___ Records for this exercise ___

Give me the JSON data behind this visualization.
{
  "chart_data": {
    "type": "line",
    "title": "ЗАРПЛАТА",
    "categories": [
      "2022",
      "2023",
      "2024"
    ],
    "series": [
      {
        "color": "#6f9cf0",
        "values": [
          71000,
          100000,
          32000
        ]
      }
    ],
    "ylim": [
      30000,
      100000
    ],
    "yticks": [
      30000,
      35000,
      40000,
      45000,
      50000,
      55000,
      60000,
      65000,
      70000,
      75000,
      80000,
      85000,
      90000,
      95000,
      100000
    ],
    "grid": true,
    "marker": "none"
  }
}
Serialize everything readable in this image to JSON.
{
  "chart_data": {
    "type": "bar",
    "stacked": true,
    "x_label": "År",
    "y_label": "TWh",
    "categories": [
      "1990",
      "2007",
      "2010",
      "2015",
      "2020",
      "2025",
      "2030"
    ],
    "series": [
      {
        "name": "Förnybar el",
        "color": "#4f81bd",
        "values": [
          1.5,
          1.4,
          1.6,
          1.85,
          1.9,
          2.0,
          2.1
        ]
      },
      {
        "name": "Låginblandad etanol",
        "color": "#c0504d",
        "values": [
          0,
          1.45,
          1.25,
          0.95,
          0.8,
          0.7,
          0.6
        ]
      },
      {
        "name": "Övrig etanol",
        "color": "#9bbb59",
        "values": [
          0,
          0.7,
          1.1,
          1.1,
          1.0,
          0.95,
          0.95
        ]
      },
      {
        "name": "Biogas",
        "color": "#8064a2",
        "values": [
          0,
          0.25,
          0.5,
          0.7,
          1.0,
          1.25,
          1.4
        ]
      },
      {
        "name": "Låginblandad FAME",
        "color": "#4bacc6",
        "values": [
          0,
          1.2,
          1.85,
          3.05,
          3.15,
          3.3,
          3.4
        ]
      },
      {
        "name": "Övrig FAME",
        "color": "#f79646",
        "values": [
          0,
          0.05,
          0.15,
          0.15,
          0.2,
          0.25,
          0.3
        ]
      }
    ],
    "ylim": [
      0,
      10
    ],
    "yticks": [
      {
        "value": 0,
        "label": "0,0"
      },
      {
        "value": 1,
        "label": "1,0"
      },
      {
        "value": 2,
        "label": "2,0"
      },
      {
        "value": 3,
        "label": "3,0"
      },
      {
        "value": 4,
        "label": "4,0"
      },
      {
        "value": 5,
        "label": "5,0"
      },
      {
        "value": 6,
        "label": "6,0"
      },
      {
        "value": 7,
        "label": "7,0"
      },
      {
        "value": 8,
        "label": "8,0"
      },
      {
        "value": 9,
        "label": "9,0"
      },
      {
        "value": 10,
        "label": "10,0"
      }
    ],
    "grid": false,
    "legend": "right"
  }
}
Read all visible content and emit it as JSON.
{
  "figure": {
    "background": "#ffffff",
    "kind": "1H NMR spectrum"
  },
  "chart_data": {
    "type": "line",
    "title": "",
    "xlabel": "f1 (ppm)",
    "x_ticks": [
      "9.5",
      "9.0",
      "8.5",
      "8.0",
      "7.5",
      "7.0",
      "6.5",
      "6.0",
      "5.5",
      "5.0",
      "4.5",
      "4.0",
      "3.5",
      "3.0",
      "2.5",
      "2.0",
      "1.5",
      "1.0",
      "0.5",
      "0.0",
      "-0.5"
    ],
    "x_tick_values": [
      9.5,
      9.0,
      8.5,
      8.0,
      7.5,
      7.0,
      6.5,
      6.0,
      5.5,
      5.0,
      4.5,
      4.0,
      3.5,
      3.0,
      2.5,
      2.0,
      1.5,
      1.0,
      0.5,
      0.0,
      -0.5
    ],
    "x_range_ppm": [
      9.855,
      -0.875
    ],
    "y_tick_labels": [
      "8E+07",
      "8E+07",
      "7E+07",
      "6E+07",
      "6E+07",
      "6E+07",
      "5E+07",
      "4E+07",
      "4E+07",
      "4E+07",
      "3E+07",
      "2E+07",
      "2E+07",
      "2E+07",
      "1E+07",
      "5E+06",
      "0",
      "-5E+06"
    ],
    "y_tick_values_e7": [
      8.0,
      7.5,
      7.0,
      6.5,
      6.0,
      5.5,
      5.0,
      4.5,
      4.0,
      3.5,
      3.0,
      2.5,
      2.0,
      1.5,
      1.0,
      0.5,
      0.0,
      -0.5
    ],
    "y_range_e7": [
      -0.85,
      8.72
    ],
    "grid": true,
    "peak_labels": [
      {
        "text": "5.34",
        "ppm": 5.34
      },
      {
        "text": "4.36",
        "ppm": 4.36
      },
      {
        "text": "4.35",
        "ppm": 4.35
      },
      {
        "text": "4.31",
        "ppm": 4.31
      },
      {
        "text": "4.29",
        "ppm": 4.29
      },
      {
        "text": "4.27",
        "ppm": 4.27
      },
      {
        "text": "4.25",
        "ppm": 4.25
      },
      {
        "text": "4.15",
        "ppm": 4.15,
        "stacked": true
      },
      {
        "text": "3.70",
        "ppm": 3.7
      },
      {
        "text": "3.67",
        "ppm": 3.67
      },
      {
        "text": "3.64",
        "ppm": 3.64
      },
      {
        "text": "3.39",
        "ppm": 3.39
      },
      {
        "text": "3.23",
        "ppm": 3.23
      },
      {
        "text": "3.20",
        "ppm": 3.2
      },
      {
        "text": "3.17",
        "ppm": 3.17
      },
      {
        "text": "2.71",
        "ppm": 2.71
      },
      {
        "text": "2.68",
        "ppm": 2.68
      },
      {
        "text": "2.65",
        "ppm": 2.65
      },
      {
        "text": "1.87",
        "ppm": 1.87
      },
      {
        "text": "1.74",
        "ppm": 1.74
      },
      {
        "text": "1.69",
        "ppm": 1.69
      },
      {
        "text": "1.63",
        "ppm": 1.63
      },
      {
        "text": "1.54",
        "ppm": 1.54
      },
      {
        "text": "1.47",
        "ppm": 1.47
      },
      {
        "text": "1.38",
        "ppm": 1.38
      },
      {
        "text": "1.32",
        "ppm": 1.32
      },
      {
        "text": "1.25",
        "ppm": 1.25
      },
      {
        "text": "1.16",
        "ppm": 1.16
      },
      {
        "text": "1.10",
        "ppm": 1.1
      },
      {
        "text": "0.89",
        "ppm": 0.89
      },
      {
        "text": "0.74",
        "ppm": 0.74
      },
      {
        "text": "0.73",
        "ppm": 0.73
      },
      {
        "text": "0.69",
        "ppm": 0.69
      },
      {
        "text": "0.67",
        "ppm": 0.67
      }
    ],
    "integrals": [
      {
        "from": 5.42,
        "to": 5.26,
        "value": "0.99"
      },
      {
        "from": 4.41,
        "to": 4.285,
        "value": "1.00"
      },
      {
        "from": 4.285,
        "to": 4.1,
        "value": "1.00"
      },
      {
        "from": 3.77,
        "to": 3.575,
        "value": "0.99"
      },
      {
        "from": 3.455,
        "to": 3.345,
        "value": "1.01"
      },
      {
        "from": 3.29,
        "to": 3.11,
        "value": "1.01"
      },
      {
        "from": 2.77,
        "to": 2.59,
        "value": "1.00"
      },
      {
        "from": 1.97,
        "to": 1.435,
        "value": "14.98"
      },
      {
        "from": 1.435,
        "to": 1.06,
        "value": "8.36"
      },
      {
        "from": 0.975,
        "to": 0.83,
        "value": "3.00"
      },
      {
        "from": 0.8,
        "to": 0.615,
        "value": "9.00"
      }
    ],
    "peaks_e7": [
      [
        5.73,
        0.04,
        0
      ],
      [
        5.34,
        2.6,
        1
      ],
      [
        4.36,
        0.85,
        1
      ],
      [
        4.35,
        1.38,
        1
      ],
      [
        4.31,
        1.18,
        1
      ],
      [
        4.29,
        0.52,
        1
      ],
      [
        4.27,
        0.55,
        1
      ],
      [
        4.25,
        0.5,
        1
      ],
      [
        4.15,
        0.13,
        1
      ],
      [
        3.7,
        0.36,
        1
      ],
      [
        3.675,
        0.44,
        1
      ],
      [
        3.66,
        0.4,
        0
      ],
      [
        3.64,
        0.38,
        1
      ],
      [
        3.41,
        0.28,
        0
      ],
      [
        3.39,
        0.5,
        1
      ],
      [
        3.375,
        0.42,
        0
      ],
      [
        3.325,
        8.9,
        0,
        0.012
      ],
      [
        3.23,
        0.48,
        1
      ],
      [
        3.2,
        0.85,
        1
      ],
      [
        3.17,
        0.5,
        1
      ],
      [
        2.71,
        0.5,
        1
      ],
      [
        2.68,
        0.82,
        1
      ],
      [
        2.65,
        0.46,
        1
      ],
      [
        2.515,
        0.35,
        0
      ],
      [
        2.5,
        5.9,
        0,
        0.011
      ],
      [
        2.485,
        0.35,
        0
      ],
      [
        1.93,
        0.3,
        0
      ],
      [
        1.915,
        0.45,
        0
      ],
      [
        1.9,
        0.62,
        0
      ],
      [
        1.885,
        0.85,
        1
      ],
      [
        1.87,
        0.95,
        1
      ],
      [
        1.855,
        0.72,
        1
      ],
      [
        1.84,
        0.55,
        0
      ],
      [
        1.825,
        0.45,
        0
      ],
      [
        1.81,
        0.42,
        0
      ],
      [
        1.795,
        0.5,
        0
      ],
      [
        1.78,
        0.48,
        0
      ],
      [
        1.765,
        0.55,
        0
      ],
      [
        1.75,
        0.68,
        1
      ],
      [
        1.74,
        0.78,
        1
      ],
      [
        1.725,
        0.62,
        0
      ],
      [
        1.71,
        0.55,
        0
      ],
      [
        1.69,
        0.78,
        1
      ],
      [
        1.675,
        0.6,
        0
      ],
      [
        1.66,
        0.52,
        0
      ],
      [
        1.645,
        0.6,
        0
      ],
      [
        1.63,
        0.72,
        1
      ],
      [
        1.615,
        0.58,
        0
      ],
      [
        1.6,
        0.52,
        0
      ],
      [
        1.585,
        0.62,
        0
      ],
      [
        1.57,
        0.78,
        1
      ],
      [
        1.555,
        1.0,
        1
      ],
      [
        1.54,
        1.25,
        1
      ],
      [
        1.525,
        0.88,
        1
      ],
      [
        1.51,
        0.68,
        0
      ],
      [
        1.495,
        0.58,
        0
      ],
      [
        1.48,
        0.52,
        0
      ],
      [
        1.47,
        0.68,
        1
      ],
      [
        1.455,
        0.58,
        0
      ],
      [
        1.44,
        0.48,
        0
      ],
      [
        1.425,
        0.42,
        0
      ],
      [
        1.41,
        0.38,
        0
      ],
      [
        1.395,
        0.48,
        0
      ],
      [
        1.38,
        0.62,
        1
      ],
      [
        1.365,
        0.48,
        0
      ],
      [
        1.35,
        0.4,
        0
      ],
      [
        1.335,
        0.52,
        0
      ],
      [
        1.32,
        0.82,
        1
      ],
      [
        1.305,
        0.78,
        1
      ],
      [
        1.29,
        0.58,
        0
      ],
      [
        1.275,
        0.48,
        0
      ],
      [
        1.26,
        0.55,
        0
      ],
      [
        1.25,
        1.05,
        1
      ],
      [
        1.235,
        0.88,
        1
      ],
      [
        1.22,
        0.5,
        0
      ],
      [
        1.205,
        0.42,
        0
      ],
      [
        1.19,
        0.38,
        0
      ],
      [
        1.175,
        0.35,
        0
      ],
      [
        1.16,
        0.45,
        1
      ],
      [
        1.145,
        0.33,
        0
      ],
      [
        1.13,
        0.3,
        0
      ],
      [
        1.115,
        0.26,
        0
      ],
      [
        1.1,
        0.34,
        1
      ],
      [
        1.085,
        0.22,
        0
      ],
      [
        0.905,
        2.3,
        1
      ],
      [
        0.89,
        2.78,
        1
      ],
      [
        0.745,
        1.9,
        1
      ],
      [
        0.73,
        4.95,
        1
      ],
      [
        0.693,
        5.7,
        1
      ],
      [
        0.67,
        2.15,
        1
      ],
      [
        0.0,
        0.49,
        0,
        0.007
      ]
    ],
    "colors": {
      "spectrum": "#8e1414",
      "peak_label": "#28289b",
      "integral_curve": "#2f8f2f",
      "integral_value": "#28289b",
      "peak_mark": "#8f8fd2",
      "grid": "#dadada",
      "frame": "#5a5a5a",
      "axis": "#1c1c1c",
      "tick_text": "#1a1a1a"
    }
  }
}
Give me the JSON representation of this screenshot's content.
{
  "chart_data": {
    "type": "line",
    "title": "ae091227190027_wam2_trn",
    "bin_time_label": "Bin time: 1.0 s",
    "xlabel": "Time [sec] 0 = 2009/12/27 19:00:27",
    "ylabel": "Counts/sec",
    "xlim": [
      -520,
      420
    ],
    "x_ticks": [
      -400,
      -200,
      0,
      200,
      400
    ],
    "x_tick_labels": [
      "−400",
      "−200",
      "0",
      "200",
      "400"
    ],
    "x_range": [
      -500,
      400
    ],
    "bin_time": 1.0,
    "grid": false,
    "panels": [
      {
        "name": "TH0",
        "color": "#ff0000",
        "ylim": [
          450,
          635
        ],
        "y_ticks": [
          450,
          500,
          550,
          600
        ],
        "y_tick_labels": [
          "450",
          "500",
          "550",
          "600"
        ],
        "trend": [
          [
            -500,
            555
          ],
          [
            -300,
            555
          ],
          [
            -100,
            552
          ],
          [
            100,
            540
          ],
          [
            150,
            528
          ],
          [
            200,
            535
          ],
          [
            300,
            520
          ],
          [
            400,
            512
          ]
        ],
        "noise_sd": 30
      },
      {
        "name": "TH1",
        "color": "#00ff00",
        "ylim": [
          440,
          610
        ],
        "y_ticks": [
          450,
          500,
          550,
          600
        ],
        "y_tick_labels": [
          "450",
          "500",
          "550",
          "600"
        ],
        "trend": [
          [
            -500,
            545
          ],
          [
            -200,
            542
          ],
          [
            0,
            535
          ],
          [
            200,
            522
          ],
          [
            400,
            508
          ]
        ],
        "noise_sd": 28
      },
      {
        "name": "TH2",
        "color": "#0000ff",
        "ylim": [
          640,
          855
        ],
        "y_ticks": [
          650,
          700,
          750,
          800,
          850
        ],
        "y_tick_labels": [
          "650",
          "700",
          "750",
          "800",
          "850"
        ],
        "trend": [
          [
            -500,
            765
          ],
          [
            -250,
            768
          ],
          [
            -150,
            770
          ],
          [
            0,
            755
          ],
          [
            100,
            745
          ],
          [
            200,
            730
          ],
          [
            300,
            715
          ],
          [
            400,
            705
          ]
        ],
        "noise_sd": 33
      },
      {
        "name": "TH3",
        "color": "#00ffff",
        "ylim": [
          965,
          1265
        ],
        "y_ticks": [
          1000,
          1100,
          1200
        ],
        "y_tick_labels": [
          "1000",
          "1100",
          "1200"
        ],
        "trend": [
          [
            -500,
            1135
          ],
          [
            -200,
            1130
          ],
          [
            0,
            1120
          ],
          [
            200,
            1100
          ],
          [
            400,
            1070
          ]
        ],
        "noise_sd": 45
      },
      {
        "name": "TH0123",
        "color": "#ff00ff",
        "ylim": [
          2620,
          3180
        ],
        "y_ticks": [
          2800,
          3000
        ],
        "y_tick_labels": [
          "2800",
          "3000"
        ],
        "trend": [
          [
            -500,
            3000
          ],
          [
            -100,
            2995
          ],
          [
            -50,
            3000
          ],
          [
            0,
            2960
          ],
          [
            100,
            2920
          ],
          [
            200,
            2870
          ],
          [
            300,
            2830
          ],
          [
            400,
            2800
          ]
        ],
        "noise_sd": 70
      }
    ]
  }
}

___

*Aim:* Report the number of lines above that contain the word "JSON", and only that number.

*Answer to this exercise:* 4